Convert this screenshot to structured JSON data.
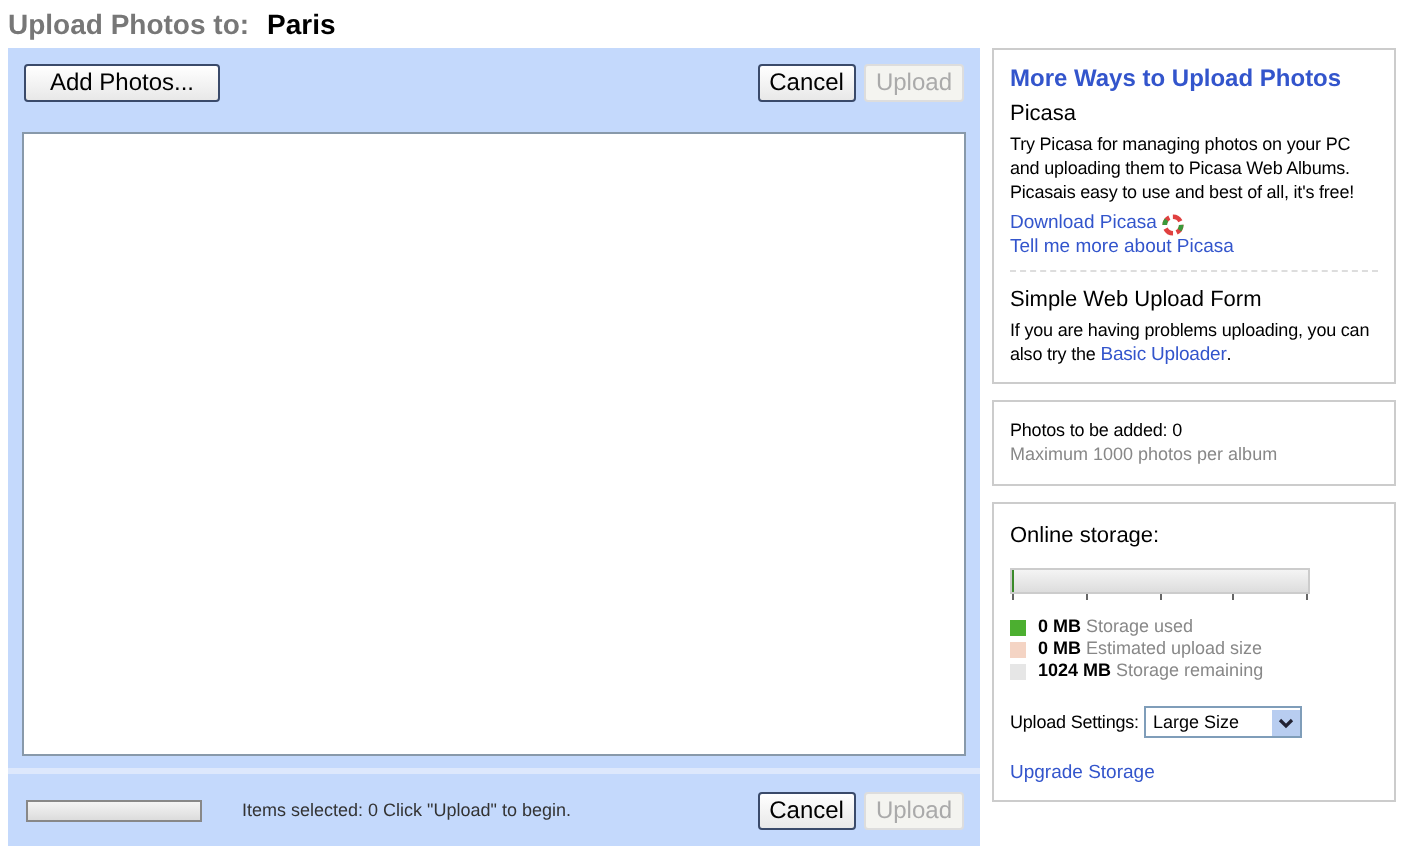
{
  "header": {
    "label": "Upload Photos to:",
    "album": "Paris"
  },
  "toolbar": {
    "add_button": "Add Photos...",
    "buttons": [
      {
        "label": "Cancel",
        "disabled": false
      },
      {
        "label": "Upload",
        "disabled": true
      }
    ]
  },
  "footer": {
    "progress": {
      "level": 0
    },
    "status": "Items selected: 0 Click \"Upload\" to begin.",
    "buttons": [
      {
        "label": "Cancel",
        "disabled": false
      },
      {
        "label": "Upload",
        "disabled": true
      }
    ]
  },
  "more_ways": {
    "title": "More Ways to Upload Photos",
    "picasa_heading": "Picasa",
    "picasa_text": "Try Picasa for managing photos on your PC and uploading them to Picasa Web Albums. Picasais easy to use and best of all, it's free!",
    "download_link": "Download Picasa",
    "tell_link": "Tell me more about Picasa",
    "simple_heading": "Simple Web Upload Form",
    "simple_text": "If you are having problems uploading, you can also try the",
    "simple_link": "Basic Uploader",
    "simple_end": "."
  },
  "photos": {
    "count": "Photos to be added: 0",
    "max": "Maximum 1000 photos per album"
  },
  "storage": {
    "title": "Online storage:",
    "level": 0.01,
    "legend": [
      {
        "amount": "0 MB",
        "label": "Storage used",
        "color": "#4caf30"
      },
      {
        "amount": "0 MB",
        "label": "Estimated upload size",
        "color": "#f4d4c4"
      },
      {
        "amount": "1024 MB",
        "label": "Storage remaining",
        "color": "#e6e6e6"
      }
    ],
    "settings_label": "Upload Settings:",
    "settings_value": "Large Size",
    "upgrade_link": "Upgrade Storage"
  }
}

■ ■ ■

### GOAL
Make an exact copy of every entry above, minus the images.

### FULL SOLUTION
Convert this screenshot to structured JSON data.
{
  "header": {
    "label": "Upload Photos to:",
    "album": "Paris"
  },
  "toolbar": {
    "add_button": "Add Photos...",
    "buttons": [
      {
        "label": "Cancel",
        "disabled": false
      },
      {
        "label": "Upload",
        "disabled": true
      }
    ]
  },
  "footer": {
    "progress": {
      "level": 0
    },
    "status": "Items selected: 0 Click \"Upload\" to begin.",
    "buttons": [
      {
        "label": "Cancel",
        "disabled": false
      },
      {
        "label": "Upload",
        "disabled": true
      }
    ]
  },
  "more_ways": {
    "title": "More Ways to Upload Photos",
    "picasa_heading": "Picasa",
    "picasa_text": "Try Picasa for managing photos on your PC and uploading them to Picasa Web Albums. Picasais easy to use and best of all, it's free!",
    "download_link": "Download Picasa",
    "tell_link": "Tell me more about Picasa",
    "simple_heading": "Simple Web Upload Form",
    "simple_text": "If you are having problems uploading, you can also try the",
    "simple_link": "Basic Uploader",
    "simple_end": "."
  },
  "photos": {
    "count": "Photos to be added: 0",
    "max": "Maximum 1000 photos per album"
  },
  "storage": {
    "title": "Online storage:",
    "level": 0.01,
    "legend": [
      {
        "amount": "0 MB",
        "label": "Storage used",
        "color": "#4caf30"
      },
      {
        "amount": "0 MB",
        "label": "Estimated upload size",
        "color": "#f4d4c4"
      },
      {
        "amount": "1024 MB",
        "label": "Storage remaining",
        "color": "#e6e6e6"
      }
    ],
    "settings_label": "Upload Settings:",
    "settings_value": "Large Size",
    "upgrade_link": "Upgrade Storage"
  }
}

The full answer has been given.